◆ Aim ◆
Your task is to print every entry below exactly as given.

Dataset items
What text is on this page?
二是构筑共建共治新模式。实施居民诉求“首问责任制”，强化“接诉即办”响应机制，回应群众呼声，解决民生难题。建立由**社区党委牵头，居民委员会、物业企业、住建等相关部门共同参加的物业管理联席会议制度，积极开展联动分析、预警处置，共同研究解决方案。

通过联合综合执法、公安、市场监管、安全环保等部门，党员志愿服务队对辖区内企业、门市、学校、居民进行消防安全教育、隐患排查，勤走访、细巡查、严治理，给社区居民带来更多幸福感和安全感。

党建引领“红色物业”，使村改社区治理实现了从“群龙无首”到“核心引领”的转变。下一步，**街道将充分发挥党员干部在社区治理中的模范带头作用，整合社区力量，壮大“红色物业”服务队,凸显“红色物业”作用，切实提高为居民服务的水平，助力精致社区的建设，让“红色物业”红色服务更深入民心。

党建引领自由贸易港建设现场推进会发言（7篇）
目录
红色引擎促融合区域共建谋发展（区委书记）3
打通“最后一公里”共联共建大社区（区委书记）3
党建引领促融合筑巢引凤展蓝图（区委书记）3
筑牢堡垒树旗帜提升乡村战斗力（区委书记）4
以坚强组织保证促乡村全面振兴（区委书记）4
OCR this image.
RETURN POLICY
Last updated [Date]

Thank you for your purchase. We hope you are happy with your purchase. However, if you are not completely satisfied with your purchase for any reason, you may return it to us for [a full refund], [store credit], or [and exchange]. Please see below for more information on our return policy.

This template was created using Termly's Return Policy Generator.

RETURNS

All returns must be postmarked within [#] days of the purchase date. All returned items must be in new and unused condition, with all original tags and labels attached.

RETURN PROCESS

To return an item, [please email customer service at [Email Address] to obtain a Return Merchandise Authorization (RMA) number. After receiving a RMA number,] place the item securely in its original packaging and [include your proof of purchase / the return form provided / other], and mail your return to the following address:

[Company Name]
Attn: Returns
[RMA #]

◆ Full solution ◆
What text is on this page?
二是构筑共建共治新模式。实施居民诉求“首问责任制”，强化“接诉即办”响应机制，回应群众呼声，解决民生难题。建立由**社区党委牵头，居民委员会、物业企业、住建等相关部门共同参加的物业管理联席会议制度，积极开展联动分析、预警处置，共同研究解决方案。

通过联合综合执法、公安、市场监管、安全环保等部门，党员志愿服务队对辖区内企业、门市、学校、居民进行消防安全教育、隐患排查，勤走访、细巡查、严治理，给社区居民带来更多幸福感和安全感。

党建引领“红色物业”，使村改社区治理实现了从“群龙无首”到“核心引领”的转变。下一步，**街道将充分发挥党员干部在社区治理中的模范带头作用，整合社区力量，壮大“红色物业”服务队,凸显“红色物业”作用，切实提高为居民服务的水平，助力精致社区的建设，让“红色物业”红色服务更深入民心。

党建引领自由贸易港建设现场推进会发言（7篇）
目录
红色引擎促融合区域共建谋发展（区委书记）3
打通“最后一公里”共联共建大社区（区委书记）3
党建引领促融合筑巢引凤展蓝图（区委书记）3
筑牢堡垒树旗帜提升乡村战斗力（区委书记）4
以坚强组织保证促乡村全面振兴（区委书记）4
OCR this image.
RETURN POLICY
Last updated [Date]

Thank you for your purchase. We hope you are happy with your purchase. However, if you are not completely satisfied with your purchase for any reason, you may return it to us for [a full refund], [store credit], or [and exchange]. Please see below for more information on our return policy.

This template was created using Termly's Return Policy Generator.

RETURNS

All returns must be postmarked within [#] days of the purchase date. All returned items must be in new and unused condition, with all original tags and labels attached.

RETURN PROCESS

To return an item, [please email customer service at [Email Address] to obtain a Return Merchandise Authorization (RMA) number. After receiving a RMA number,] place the item securely in its original packaging and [include your proof of purchase / the return form provided / other], and mail your return to the following address:

[Company Name]
Attn: Returns
[RMA #]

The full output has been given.